--- Start Exercise inputs ---

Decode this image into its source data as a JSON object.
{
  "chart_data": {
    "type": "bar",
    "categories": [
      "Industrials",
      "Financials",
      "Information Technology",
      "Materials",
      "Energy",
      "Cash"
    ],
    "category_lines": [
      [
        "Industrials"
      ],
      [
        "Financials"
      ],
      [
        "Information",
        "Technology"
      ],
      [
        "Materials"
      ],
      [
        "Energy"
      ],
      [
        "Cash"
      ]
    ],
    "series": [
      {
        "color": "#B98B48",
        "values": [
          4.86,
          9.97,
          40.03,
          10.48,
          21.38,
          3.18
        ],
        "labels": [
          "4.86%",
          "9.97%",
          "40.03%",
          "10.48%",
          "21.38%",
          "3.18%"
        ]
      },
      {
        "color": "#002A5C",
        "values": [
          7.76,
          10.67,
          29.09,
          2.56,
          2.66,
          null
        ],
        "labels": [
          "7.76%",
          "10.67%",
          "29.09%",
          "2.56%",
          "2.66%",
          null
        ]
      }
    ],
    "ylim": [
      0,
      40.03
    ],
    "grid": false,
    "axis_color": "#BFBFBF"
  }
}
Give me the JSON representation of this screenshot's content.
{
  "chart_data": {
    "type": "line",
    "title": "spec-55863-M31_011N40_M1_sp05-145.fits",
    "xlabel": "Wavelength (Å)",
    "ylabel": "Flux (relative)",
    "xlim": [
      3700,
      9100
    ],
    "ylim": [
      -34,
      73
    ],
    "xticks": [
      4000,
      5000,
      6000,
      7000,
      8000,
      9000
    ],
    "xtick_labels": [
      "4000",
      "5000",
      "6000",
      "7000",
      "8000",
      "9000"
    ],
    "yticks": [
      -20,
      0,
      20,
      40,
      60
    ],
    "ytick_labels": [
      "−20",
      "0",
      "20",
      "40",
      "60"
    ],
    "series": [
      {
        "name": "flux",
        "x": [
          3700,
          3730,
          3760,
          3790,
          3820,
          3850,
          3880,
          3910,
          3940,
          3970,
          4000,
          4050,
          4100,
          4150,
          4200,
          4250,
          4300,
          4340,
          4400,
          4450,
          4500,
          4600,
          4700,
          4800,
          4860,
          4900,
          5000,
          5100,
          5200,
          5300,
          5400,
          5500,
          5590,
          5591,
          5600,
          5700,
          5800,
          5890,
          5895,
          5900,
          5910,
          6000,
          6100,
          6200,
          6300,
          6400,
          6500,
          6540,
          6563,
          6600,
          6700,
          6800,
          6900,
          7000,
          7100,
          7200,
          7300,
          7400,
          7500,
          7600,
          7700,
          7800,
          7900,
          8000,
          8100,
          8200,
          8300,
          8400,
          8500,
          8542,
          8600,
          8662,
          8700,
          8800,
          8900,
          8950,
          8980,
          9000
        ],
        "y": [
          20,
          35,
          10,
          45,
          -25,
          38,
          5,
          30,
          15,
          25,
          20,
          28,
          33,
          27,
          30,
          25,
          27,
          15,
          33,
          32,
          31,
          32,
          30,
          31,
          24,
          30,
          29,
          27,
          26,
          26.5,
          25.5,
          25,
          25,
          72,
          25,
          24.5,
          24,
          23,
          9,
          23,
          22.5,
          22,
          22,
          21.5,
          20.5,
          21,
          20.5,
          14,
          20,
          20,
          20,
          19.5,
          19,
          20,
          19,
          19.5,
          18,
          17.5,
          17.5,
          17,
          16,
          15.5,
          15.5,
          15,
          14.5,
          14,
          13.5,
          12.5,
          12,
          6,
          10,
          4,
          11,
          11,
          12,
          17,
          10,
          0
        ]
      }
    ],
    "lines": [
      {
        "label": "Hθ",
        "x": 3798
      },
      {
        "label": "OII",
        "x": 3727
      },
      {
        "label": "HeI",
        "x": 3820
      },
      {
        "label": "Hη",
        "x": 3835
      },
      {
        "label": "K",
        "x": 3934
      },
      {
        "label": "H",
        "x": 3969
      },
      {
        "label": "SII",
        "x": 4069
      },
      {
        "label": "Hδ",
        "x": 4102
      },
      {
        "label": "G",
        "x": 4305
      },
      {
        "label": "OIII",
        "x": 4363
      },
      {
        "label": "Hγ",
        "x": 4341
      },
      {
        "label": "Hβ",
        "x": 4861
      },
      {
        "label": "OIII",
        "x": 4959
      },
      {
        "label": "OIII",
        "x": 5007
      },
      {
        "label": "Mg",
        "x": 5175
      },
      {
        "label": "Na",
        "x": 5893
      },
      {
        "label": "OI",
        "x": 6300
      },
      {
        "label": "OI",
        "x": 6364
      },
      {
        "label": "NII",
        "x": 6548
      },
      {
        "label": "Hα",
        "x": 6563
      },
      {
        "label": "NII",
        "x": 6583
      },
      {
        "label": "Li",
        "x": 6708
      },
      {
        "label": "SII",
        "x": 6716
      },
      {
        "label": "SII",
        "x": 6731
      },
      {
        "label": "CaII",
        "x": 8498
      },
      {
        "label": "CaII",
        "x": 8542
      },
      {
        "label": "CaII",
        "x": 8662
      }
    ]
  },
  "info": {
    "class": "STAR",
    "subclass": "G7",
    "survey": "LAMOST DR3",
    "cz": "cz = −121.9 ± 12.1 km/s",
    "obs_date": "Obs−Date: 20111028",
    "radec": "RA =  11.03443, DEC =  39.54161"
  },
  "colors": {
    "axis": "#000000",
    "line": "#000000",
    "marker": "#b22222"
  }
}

--- End Exercise inputs ---

[Stated problem] For each line of the entries that includes "Technology", show that line.

[Response to the exercise]
      "Information Technology",
        "Technology"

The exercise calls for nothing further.